Excerpts from an interface dataset
# # # # #
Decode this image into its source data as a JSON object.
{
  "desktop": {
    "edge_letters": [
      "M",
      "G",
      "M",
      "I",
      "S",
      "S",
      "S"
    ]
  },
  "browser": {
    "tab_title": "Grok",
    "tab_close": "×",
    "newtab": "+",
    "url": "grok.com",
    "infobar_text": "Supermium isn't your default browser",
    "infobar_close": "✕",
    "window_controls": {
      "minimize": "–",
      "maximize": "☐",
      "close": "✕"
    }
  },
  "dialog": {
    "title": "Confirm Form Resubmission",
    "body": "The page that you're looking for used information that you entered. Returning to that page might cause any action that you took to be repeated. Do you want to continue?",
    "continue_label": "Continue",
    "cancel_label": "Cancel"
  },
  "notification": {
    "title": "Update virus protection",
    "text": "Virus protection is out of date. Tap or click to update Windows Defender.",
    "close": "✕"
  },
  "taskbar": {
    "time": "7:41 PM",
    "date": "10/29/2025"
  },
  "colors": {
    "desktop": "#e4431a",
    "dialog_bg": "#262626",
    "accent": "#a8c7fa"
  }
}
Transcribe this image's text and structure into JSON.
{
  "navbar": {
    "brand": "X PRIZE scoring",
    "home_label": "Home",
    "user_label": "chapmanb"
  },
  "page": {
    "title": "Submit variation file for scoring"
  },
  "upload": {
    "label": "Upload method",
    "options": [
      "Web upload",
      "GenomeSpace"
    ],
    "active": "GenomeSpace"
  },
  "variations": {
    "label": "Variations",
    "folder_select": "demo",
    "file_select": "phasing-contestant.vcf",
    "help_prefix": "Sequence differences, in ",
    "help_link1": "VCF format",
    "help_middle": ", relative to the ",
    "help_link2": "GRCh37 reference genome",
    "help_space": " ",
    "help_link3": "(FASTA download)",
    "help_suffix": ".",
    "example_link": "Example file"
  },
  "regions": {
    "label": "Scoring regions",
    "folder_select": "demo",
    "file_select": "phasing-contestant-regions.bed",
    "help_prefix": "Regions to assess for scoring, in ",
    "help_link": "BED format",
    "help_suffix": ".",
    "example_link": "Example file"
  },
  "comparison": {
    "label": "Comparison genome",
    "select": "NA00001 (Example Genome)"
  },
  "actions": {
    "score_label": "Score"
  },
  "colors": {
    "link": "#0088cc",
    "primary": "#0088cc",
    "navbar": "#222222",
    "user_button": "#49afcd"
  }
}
# # # # #
» What this task involves
Line by line, retype all of the records exactly.

» Worked solution
Decode this image into its source data as a JSON object.
{
  "desktop": {
    "edge_letters": [
      "M",
      "G",
      "M",
      "I",
      "S",
      "S",
      "S"
    ]
  },
  "browser": {
    "tab_title": "Grok",
    "tab_close": "×",
    "newtab": "+",
    "url": "grok.com",
    "infobar_text": "Supermium isn't your default browser",
    "infobar_close": "✕",
    "window_controls": {
      "minimize": "–",
      "maximize": "☐",
      "close": "✕"
    }
  },
  "dialog": {
    "title": "Confirm Form Resubmission",
    "body": "The page that you're looking for used information that you entered. Returning to that page might cause any action that you took to be repeated. Do you want to continue?",
    "continue_label": "Continue",
    "cancel_label": "Cancel"
  },
  "notification": {
    "title": "Update virus protection",
    "text": "Virus protection is out of date. Tap or click to update Windows Defender.",
    "close": "✕"
  },
  "taskbar": {
    "time": "7:41 PM",
    "date": "10/29/2025"
  },
  "colors": {
    "desktop": "#e4431a",
    "dialog_bg": "#262626",
    "accent": "#a8c7fa"
  }
}
Transcribe this image's text and structure into JSON.
{
  "navbar": {
    "brand": "X PRIZE scoring",
    "home_label": "Home",
    "user_label": "chapmanb"
  },
  "page": {
    "title": "Submit variation file for scoring"
  },
  "upload": {
    "label": "Upload method",
    "options": [
      "Web upload",
      "GenomeSpace"
    ],
    "active": "GenomeSpace"
  },
  "variations": {
    "label": "Variations",
    "folder_select": "demo",
    "file_select": "phasing-contestant.vcf",
    "help_prefix": "Sequence differences, in ",
    "help_link1": "VCF format",
    "help_middle": ", relative to the ",
    "help_link2": "GRCh37 reference genome",
    "help_space": " ",
    "help_link3": "(FASTA download)",
    "help_suffix": ".",
    "example_link": "Example file"
  },
  "regions": {
    "label": "Scoring regions",
    "folder_select": "demo",
    "file_select": "phasing-contestant-regions.bed",
    "help_prefix": "Regions to assess for scoring, in ",
    "help_link": "BED format",
    "help_suffix": ".",
    "example_link": "Example file"
  },
  "comparison": {
    "label": "Comparison genome",
    "select": "NA00001 (Example Genome)"
  },
  "actions": {
    "score_label": "Score"
  },
  "colors": {
    "link": "#0088cc",
    "primary": "#0088cc",
    "navbar": "#222222",
    "user_button": "#49afcd"
  }
}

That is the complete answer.